WHAT IS NEEDED ▸ Each line containing the word "Main" should be found and copied.
** start **
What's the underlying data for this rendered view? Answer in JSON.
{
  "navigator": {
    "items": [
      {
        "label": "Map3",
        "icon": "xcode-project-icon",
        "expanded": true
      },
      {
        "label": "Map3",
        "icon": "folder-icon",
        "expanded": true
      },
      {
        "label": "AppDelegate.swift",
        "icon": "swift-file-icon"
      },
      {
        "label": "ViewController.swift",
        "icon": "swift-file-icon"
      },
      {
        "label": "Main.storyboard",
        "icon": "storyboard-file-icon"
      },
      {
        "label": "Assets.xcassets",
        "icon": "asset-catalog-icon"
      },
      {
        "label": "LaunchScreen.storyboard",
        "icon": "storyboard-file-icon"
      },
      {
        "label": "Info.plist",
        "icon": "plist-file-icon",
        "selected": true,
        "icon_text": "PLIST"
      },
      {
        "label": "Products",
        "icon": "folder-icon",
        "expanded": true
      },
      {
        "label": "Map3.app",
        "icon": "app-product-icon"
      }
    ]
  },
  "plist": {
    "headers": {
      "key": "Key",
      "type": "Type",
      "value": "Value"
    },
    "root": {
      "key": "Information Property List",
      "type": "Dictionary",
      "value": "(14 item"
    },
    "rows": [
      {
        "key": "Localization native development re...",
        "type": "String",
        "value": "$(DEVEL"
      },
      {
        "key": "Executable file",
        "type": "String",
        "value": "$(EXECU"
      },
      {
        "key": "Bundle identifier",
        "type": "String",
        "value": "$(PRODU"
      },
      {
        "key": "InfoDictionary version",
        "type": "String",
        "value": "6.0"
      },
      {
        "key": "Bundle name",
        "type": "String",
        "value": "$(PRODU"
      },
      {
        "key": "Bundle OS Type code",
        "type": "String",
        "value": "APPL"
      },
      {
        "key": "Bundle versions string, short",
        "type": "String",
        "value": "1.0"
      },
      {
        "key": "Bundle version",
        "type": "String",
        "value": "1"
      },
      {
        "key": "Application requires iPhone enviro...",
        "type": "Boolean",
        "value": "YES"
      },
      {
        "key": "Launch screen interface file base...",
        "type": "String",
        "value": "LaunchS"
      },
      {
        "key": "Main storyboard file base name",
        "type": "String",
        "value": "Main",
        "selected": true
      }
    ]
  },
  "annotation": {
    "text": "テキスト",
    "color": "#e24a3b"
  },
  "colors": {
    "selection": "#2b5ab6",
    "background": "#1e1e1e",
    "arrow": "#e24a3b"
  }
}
** end **
** start **
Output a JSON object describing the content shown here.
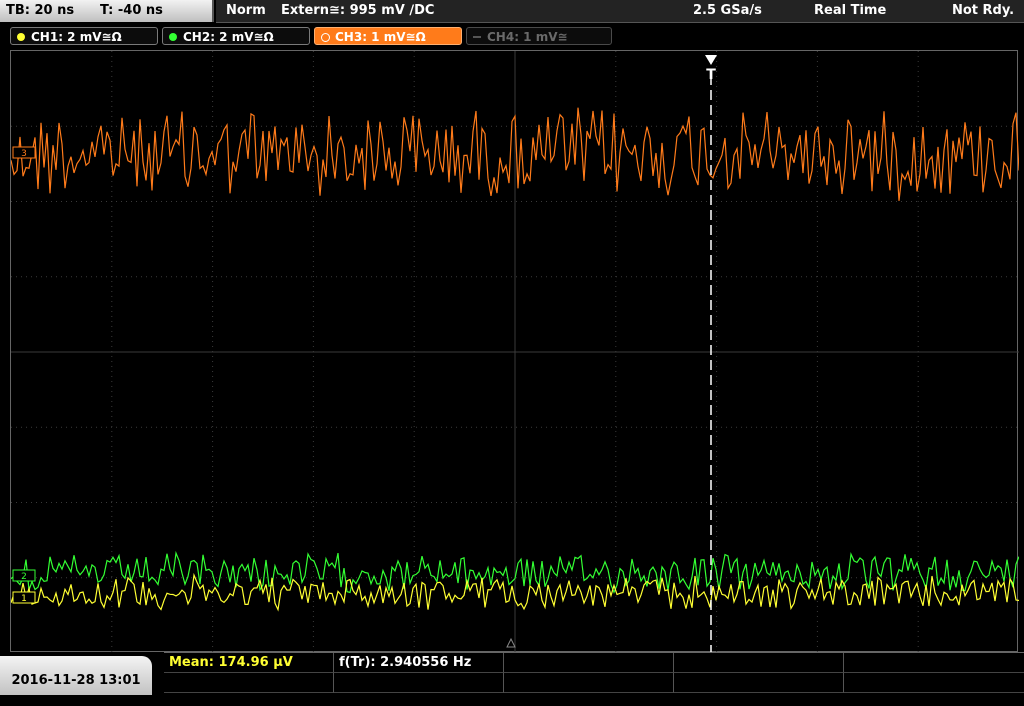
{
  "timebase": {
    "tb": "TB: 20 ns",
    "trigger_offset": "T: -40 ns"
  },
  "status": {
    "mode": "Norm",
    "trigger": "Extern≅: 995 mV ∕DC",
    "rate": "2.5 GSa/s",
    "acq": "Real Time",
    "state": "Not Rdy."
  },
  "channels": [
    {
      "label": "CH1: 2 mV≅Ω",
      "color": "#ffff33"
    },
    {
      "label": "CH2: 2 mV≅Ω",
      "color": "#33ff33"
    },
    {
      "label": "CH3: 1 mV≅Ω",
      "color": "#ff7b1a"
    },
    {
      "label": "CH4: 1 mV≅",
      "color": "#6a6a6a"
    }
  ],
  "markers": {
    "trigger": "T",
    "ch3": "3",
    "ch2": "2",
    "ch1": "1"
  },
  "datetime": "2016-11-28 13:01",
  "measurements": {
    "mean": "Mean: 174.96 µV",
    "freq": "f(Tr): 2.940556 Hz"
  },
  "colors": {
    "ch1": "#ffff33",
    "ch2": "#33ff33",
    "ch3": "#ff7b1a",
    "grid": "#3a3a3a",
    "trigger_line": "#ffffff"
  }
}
** end **
** start **
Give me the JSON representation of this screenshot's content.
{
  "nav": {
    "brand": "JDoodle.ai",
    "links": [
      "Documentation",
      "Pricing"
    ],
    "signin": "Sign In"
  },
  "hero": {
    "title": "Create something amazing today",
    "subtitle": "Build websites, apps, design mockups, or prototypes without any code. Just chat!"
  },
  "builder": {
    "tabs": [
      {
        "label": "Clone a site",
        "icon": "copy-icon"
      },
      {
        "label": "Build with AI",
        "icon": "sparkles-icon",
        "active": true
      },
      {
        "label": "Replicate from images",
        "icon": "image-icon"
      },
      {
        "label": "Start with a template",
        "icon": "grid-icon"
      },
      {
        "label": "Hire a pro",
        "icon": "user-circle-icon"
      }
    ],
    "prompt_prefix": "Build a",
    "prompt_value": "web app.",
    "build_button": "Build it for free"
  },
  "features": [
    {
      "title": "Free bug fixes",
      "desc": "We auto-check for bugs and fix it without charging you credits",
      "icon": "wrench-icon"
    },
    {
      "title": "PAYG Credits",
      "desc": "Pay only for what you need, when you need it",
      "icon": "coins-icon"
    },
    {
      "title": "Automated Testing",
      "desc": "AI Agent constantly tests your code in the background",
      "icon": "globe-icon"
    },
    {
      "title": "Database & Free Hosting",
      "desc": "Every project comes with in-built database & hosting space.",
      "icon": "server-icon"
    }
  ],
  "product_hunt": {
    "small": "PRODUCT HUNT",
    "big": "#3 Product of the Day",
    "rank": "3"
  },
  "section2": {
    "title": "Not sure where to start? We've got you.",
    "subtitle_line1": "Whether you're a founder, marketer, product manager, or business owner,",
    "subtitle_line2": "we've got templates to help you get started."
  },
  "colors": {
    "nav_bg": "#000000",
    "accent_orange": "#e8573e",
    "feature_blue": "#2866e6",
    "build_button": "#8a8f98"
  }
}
** end **
RESULT ▸
        "label": "Main.storyboard",
        "key": "Main storyboard file base name",
        "value": "Main",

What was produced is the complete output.